◆ EXERCISE OBJECTIVE
In the data below, find each line containing the string "чинного" and return it.

◆ INFORMATION GIVEN

%%

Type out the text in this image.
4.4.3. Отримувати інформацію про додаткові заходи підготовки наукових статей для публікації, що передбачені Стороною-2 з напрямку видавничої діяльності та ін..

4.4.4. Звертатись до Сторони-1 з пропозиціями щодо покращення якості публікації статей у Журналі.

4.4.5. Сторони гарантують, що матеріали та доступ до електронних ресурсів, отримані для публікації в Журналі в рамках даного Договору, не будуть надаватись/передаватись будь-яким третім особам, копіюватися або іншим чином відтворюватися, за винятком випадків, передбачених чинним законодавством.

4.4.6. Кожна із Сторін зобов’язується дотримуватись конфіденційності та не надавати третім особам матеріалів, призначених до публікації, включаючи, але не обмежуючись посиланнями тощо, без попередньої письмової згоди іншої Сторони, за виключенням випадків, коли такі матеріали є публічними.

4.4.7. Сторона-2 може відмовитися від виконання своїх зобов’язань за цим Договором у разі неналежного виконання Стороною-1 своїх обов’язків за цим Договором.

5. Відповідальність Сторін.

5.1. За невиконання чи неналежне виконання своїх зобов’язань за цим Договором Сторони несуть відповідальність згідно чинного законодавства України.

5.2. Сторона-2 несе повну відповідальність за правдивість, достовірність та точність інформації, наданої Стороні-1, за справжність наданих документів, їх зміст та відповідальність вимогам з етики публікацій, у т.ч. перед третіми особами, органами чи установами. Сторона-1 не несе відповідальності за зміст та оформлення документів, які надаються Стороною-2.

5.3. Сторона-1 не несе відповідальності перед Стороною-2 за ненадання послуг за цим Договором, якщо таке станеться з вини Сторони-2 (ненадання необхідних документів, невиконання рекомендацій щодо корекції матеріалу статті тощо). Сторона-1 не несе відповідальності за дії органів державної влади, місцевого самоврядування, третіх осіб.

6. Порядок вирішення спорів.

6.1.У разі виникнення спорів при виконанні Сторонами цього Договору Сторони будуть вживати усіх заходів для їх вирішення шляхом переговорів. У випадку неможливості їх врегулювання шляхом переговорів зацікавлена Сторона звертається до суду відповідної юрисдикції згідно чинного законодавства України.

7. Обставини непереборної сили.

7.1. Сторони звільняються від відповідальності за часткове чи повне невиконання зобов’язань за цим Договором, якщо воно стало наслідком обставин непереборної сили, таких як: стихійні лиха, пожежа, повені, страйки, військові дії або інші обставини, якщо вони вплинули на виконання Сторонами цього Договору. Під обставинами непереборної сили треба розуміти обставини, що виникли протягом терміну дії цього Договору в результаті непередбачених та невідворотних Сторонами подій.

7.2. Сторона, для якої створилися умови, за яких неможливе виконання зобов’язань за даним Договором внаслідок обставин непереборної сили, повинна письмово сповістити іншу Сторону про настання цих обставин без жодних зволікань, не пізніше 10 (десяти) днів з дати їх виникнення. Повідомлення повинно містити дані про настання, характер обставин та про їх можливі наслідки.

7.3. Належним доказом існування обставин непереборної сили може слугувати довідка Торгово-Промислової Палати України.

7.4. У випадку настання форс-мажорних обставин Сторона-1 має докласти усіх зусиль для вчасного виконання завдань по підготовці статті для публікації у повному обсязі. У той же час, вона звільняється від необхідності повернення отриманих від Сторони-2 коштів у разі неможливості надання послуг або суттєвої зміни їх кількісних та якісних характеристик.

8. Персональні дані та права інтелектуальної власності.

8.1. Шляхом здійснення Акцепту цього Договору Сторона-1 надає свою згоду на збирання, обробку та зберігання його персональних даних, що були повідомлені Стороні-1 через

%%

◆ REPLY TO THE TASK
5.1. За невиконання чи неналежне виконання своїх зобов’язань за цим Договором Сторони несуть відповідальність згідно чинного законодавства України.
6.1.У разі виникнення спорів при виконанні Сторонами цього Договору Сторони будуть вживати усіх заходів для їх вирішення шляхом переговорів. У випадку неможливості їх врегулювання шляхом переговорів зацікавлена Сторона звертається до суду відповідної юрисдикції згідно чинного законодавства України.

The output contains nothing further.